Task to carry out: Each line that holds the word "детей" counts once; report how many lines do so and nothing else.

>> BEGIN Supplied material

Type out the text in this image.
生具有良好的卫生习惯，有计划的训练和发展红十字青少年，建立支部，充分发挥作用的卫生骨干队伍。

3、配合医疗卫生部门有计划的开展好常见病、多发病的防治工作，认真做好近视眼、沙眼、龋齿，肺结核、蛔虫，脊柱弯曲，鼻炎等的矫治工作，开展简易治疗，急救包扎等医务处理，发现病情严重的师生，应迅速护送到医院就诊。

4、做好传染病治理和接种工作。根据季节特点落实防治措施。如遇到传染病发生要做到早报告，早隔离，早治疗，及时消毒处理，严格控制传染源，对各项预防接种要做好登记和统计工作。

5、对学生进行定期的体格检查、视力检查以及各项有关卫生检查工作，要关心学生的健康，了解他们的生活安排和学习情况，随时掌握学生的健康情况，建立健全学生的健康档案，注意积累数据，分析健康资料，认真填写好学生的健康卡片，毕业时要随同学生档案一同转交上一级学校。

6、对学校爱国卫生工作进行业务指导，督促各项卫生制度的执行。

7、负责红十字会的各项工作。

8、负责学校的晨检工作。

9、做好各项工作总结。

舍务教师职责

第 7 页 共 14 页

>> END Supplied material
>> BEGIN Supplied material

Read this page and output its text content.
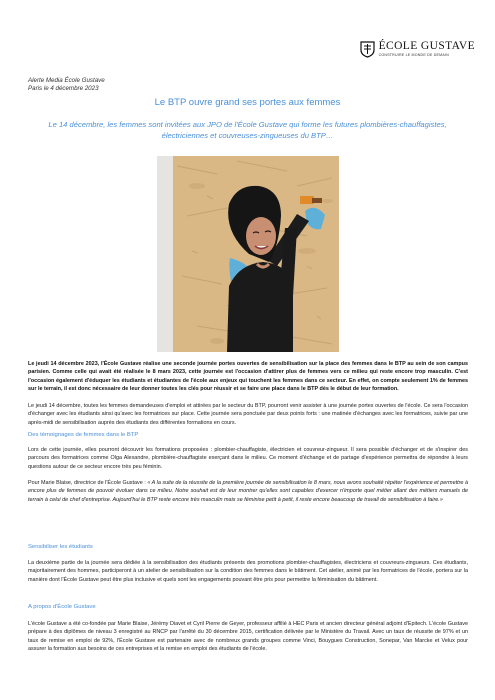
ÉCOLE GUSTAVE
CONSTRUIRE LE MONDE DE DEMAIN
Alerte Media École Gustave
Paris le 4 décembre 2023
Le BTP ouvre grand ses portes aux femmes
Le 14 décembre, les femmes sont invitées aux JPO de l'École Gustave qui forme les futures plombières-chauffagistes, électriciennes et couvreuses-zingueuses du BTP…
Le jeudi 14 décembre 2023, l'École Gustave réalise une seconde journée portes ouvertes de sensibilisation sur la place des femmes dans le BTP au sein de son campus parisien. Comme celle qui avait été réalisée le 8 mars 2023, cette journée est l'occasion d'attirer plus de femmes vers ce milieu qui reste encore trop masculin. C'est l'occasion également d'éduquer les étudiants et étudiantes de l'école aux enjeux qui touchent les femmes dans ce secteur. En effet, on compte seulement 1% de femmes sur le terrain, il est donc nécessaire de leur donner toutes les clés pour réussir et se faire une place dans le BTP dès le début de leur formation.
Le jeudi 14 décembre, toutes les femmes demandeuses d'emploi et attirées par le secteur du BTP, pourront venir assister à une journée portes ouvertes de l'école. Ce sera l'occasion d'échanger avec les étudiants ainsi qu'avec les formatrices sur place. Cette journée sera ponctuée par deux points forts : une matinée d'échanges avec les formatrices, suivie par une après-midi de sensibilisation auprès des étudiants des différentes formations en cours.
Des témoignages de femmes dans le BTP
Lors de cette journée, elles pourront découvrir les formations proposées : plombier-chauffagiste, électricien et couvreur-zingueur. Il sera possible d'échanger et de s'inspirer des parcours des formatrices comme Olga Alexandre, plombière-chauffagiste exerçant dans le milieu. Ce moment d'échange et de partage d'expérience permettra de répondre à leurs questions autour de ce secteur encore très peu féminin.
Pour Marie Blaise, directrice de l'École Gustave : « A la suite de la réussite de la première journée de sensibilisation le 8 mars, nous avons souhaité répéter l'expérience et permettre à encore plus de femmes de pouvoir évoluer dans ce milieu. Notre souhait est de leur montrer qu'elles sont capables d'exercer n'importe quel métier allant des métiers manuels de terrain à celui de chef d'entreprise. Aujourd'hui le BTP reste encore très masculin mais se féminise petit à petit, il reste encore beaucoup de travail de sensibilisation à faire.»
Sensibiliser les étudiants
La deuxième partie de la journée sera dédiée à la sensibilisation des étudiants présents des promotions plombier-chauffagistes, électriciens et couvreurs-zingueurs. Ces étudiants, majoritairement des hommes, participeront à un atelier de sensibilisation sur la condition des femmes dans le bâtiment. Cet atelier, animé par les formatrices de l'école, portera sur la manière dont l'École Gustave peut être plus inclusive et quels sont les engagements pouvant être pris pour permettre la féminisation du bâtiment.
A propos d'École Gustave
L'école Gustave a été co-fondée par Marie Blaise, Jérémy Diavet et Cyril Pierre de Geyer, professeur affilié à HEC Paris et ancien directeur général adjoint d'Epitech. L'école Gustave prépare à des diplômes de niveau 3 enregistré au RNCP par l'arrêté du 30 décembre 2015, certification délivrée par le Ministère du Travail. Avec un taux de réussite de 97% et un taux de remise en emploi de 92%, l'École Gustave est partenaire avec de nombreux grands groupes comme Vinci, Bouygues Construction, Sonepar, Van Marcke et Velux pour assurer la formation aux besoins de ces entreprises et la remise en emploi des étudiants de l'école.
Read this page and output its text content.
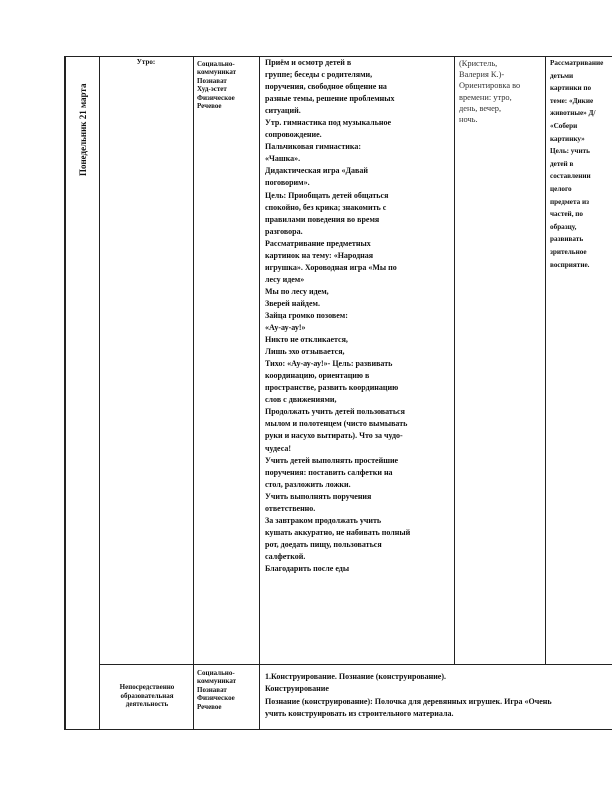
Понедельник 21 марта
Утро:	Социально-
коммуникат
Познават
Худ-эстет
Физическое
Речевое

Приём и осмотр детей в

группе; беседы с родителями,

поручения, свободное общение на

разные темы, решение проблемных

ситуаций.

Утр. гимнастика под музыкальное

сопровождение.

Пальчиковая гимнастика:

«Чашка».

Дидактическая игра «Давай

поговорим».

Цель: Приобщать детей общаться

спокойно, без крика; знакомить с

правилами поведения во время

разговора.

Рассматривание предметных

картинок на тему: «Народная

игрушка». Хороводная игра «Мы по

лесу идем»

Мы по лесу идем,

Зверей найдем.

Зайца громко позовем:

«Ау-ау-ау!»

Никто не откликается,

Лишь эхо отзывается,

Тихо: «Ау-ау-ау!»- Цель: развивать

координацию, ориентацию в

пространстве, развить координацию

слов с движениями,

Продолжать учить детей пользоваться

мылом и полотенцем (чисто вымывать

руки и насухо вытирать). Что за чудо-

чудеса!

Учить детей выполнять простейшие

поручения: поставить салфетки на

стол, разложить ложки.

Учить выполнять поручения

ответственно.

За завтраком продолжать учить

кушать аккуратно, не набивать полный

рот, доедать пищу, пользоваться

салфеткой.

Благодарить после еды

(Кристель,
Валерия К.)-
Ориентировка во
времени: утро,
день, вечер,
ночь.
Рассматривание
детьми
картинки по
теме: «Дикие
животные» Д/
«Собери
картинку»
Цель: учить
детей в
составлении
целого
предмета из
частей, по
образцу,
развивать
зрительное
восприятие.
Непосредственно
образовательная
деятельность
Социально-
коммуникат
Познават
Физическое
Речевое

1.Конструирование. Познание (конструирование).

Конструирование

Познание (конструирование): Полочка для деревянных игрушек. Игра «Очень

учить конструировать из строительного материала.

>> END Supplied material

Complete response: 5